### Work required
Look through the material and copy each line holding "JSON".

##### Information shown

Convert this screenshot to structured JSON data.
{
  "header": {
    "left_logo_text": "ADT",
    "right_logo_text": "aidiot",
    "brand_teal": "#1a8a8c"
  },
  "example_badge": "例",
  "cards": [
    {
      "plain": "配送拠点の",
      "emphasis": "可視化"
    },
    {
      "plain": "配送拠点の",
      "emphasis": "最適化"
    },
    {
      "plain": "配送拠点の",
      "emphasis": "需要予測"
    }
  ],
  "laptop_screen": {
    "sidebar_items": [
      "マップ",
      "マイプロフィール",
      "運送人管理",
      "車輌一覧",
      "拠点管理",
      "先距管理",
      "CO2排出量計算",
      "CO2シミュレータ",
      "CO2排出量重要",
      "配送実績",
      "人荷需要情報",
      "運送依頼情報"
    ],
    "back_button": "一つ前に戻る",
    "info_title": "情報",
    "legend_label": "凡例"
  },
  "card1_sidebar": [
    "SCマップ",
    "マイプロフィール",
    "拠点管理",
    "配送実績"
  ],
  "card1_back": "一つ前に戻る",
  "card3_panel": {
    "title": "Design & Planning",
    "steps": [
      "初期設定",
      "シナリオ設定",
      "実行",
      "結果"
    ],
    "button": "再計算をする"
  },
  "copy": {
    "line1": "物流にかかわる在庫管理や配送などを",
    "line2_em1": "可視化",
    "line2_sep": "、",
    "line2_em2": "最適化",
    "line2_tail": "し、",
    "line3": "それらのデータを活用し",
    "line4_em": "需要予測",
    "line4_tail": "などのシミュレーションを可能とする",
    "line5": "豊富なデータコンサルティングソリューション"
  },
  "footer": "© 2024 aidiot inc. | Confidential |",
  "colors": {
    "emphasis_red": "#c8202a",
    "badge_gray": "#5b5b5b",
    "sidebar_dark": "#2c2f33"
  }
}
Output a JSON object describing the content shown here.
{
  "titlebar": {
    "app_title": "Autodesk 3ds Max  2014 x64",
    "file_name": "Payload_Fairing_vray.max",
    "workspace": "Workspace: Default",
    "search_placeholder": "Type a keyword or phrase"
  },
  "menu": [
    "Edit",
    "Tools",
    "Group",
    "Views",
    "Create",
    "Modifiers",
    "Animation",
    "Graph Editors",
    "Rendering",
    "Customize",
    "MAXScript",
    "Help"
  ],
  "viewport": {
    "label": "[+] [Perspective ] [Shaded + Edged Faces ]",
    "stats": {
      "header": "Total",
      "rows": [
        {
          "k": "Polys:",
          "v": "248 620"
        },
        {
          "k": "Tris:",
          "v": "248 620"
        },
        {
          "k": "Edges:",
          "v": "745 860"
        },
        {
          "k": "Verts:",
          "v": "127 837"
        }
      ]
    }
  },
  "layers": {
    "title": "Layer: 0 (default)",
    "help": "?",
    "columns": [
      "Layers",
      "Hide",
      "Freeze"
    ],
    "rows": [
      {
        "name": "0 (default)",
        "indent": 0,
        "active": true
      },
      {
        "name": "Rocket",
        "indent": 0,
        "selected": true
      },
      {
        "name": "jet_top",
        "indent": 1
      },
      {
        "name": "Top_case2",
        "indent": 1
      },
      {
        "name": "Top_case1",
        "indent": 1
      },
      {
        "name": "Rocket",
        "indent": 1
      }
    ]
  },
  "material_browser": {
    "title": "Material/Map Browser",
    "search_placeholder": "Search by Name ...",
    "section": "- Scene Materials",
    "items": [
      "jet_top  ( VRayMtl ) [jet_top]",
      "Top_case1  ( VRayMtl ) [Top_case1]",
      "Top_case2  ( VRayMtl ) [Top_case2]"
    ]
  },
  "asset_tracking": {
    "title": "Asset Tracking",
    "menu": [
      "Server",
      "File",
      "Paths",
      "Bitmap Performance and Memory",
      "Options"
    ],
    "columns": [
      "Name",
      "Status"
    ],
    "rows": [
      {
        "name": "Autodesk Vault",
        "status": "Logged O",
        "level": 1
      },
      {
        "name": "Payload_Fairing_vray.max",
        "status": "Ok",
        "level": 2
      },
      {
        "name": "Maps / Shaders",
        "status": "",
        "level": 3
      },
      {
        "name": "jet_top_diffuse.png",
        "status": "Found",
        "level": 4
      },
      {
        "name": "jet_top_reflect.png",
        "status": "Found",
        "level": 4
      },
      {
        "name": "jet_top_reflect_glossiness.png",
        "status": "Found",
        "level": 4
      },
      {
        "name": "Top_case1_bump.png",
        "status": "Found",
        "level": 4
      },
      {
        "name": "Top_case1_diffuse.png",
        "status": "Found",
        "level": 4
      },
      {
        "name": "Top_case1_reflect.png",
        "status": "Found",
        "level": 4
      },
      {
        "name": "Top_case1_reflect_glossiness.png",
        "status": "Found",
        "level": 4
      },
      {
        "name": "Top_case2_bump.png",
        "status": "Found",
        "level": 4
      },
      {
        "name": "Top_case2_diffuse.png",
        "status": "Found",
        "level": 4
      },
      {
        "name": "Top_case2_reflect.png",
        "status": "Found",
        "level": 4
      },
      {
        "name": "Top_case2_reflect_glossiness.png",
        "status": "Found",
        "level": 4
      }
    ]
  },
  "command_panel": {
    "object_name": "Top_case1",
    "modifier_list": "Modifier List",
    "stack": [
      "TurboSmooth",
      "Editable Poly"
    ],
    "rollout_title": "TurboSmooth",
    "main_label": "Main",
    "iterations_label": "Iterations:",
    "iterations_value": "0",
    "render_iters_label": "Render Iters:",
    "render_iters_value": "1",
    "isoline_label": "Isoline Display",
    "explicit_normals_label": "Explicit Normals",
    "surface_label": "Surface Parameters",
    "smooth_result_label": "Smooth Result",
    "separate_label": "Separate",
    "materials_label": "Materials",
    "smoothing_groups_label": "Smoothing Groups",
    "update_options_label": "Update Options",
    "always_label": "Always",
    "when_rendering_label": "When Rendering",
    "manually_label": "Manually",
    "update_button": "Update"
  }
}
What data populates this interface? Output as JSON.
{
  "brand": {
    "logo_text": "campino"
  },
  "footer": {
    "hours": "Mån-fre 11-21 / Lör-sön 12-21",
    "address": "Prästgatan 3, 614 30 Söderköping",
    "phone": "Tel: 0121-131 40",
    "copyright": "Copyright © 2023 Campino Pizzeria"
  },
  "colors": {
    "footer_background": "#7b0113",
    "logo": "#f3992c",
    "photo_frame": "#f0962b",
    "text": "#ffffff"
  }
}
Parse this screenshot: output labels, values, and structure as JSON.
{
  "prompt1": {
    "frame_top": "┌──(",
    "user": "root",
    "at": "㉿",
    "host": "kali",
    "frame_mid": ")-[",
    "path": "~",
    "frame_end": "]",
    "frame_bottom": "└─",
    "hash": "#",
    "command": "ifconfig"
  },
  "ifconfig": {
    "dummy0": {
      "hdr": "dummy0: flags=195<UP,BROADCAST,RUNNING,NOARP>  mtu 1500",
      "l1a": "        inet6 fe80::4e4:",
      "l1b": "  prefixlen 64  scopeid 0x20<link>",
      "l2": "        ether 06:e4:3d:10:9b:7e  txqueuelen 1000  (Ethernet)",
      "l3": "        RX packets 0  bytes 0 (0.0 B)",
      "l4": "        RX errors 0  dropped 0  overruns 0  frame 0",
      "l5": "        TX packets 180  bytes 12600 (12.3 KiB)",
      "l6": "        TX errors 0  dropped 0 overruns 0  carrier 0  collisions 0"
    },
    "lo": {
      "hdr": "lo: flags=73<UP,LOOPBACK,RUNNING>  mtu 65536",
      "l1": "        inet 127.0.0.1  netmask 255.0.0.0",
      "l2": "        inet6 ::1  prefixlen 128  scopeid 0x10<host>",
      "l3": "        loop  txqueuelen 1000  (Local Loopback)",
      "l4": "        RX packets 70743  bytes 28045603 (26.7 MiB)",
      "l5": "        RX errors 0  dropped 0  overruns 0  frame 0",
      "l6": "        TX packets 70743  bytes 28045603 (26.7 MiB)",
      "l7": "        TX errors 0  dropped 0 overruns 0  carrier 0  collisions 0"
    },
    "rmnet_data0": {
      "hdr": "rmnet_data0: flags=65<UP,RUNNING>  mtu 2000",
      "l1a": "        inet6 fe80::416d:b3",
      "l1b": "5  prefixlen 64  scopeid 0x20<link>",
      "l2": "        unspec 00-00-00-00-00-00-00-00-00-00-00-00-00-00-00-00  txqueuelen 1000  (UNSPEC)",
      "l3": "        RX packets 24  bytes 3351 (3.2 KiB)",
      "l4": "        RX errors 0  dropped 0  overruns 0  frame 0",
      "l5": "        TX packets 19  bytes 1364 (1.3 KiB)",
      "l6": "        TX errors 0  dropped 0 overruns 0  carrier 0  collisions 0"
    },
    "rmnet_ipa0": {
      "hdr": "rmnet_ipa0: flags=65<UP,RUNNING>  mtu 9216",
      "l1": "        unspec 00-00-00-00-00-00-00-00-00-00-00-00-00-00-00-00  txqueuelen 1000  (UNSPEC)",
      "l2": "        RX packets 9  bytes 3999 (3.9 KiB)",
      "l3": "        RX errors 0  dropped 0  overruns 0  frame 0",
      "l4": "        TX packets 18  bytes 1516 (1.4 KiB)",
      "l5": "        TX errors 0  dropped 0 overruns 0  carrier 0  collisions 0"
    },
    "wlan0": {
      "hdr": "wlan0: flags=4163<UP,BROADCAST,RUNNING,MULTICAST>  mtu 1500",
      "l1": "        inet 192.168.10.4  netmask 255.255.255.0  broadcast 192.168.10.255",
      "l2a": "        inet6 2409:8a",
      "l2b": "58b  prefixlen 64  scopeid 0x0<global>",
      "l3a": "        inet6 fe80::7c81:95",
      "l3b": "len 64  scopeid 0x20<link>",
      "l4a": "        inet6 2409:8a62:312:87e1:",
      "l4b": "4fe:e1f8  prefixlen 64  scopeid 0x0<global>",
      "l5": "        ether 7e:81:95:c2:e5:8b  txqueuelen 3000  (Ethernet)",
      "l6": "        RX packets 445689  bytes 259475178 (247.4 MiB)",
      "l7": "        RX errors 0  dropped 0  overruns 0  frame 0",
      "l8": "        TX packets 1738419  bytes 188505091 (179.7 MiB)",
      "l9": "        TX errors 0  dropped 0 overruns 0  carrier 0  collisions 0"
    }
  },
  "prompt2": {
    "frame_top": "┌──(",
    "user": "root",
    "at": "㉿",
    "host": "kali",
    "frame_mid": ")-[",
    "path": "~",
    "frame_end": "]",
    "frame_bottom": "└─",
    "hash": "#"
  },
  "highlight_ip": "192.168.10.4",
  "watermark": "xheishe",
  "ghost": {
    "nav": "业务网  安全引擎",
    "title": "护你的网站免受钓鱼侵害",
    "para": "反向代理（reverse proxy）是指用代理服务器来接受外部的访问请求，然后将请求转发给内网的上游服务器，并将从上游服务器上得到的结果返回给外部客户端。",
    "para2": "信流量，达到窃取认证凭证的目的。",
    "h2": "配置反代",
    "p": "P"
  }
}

##########

### The response
Convert this screenshot to structured JSON data.
Output a JSON object describing the content shown here.
What data populates this interface? Output as JSON.
Parse this screenshot: output labels, values, and structure as JSON.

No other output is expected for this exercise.